◆ Extracted entries ◆
━━━━━━━━━━━━━━━━━━━━━━━━━━━━━━
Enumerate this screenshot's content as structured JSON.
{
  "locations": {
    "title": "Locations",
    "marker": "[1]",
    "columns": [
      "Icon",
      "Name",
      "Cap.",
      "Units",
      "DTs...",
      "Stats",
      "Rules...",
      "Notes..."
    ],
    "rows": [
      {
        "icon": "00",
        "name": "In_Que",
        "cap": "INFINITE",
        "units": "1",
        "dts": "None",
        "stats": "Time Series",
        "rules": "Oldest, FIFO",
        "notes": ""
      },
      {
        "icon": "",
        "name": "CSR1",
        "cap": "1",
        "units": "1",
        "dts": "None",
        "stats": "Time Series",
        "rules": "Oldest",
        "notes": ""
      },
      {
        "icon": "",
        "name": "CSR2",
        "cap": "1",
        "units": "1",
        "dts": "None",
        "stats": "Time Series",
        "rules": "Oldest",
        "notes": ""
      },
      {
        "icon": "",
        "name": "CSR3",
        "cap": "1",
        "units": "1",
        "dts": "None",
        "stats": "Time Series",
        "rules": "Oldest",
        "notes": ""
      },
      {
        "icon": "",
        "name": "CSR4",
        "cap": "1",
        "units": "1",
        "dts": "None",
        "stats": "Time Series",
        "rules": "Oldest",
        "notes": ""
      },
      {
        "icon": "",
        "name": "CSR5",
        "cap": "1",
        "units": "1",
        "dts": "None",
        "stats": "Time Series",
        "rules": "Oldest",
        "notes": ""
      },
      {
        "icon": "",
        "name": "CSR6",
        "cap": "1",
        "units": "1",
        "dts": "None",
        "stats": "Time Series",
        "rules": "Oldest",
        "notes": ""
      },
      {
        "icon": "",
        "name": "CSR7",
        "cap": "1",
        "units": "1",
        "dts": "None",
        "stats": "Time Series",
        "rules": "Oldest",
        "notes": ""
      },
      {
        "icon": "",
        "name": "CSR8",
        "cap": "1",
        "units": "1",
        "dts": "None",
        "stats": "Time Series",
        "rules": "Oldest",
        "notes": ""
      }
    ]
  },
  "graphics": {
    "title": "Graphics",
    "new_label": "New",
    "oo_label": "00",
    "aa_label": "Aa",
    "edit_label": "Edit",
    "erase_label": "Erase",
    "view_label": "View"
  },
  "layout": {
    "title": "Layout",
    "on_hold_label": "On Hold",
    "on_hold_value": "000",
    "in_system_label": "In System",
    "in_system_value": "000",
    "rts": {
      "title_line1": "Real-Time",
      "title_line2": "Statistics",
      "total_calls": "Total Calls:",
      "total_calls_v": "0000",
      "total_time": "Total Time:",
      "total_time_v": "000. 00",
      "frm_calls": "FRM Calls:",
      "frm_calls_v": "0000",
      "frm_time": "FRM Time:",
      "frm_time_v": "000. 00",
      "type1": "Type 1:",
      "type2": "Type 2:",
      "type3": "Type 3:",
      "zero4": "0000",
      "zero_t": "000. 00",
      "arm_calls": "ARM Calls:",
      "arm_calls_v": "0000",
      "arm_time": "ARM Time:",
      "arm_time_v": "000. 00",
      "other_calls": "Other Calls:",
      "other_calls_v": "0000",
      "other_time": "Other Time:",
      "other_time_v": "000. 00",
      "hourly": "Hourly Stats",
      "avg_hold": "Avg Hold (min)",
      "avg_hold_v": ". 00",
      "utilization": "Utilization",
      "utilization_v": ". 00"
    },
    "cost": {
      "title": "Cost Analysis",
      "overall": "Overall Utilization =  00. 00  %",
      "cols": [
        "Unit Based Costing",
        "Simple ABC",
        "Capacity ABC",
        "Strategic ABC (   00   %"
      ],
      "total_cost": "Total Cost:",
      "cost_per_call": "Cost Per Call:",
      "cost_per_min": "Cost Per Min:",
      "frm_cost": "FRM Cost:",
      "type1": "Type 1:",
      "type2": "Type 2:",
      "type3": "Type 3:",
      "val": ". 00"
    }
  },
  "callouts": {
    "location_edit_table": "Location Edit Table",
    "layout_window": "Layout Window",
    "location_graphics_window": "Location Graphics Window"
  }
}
━━━━━━━━━━━━━━━━━━━━━━━━━━━━━━
◆ Aim ◆
Exactly as shown above, return every record.

◆ Answer to the exercise ◆
Enumerate this screenshot's content as structured JSON.
{
  "locations": {
    "title": "Locations",
    "marker": "[1]",
    "columns": [
      "Icon",
      "Name",
      "Cap.",
      "Units",
      "DTs...",
      "Stats",
      "Rules...",
      "Notes..."
    ],
    "rows": [
      {
        "icon": "00",
        "name": "In_Que",
        "cap": "INFINITE",
        "units": "1",
        "dts": "None",
        "stats": "Time Series",
        "rules": "Oldest, FIFO",
        "notes": ""
      },
      {
        "icon": "",
        "name": "CSR1",
        "cap": "1",
        "units": "1",
        "dts": "None",
        "stats": "Time Series",
        "rules": "Oldest",
        "notes": ""
      },
      {
        "icon": "",
        "name": "CSR2",
        "cap": "1",
        "units": "1",
        "dts": "None",
        "stats": "Time Series",
        "rules": "Oldest",
        "notes": ""
      },
      {
        "icon": "",
        "name": "CSR3",
        "cap": "1",
        "units": "1",
        "dts": "None",
        "stats": "Time Series",
        "rules": "Oldest",
        "notes": ""
      },
      {
        "icon": "",
        "name": "CSR4",
        "cap": "1",
        "units": "1",
        "dts": "None",
        "stats": "Time Series",
        "rules": "Oldest",
        "notes": ""
      },
      {
        "icon": "",
        "name": "CSR5",
        "cap": "1",
        "units": "1",
        "dts": "None",
        "stats": "Time Series",
        "rules": "Oldest",
        "notes": ""
      },
      {
        "icon": "",
        "name": "CSR6",
        "cap": "1",
        "units": "1",
        "dts": "None",
        "stats": "Time Series",
        "rules": "Oldest",
        "notes": ""
      },
      {
        "icon": "",
        "name": "CSR7",
        "cap": "1",
        "units": "1",
        "dts": "None",
        "stats": "Time Series",
        "rules": "Oldest",
        "notes": ""
      },
      {
        "icon": "",
        "name": "CSR8",
        "cap": "1",
        "units": "1",
        "dts": "None",
        "stats": "Time Series",
        "rules": "Oldest",
        "notes": ""
      }
    ]
  },
  "graphics": {
    "title": "Graphics",
    "new_label": "New",
    "oo_label": "00",
    "aa_label": "Aa",
    "edit_label": "Edit",
    "erase_label": "Erase",
    "view_label": "View"
  },
  "layout": {
    "title": "Layout",
    "on_hold_label": "On Hold",
    "on_hold_value": "000",
    "in_system_label": "In System",
    "in_system_value": "000",
    "rts": {
      "title_line1": "Real-Time",
      "title_line2": "Statistics",
      "total_calls": "Total Calls:",
      "total_calls_v": "0000",
      "total_time": "Total Time:",
      "total_time_v": "000. 00",
      "frm_calls": "FRM Calls:",
      "frm_calls_v": "0000",
      "frm_time": "FRM Time:",
      "frm_time_v": "000. 00",
      "type1": "Type 1:",
      "type2": "Type 2:",
      "type3": "Type 3:",
      "zero4": "0000",
      "zero_t": "000. 00",
      "arm_calls": "ARM Calls:",
      "arm_calls_v": "0000",
      "arm_time": "ARM Time:",
      "arm_time_v": "000. 00",
      "other_calls": "Other Calls:",
      "other_calls_v": "0000",
      "other_time": "Other Time:",
      "other_time_v": "000. 00",
      "hourly": "Hourly Stats",
      "avg_hold": "Avg Hold (min)",
      "avg_hold_v": ". 00",
      "utilization": "Utilization",
      "utilization_v": ". 00"
    },
    "cost": {
      "title": "Cost Analysis",
      "overall": "Overall Utilization =  00. 00  %",
      "cols": [
        "Unit Based Costing",
        "Simple ABC",
        "Capacity ABC",
        "Strategic ABC (   00   %"
      ],
      "total_cost": "Total Cost:",
      "cost_per_call": "Cost Per Call:",
      "cost_per_min": "Cost Per Min:",
      "frm_cost": "FRM Cost:",
      "type1": "Type 1:",
      "type2": "Type 2:",
      "type3": "Type 3:",
      "val": ". 00"
    }
  },
  "callouts": {
    "location_edit_table": "Location Edit Table",
    "layout_window": "Layout Window",
    "location_graphics_window": "Location Graphics Window"
  }
}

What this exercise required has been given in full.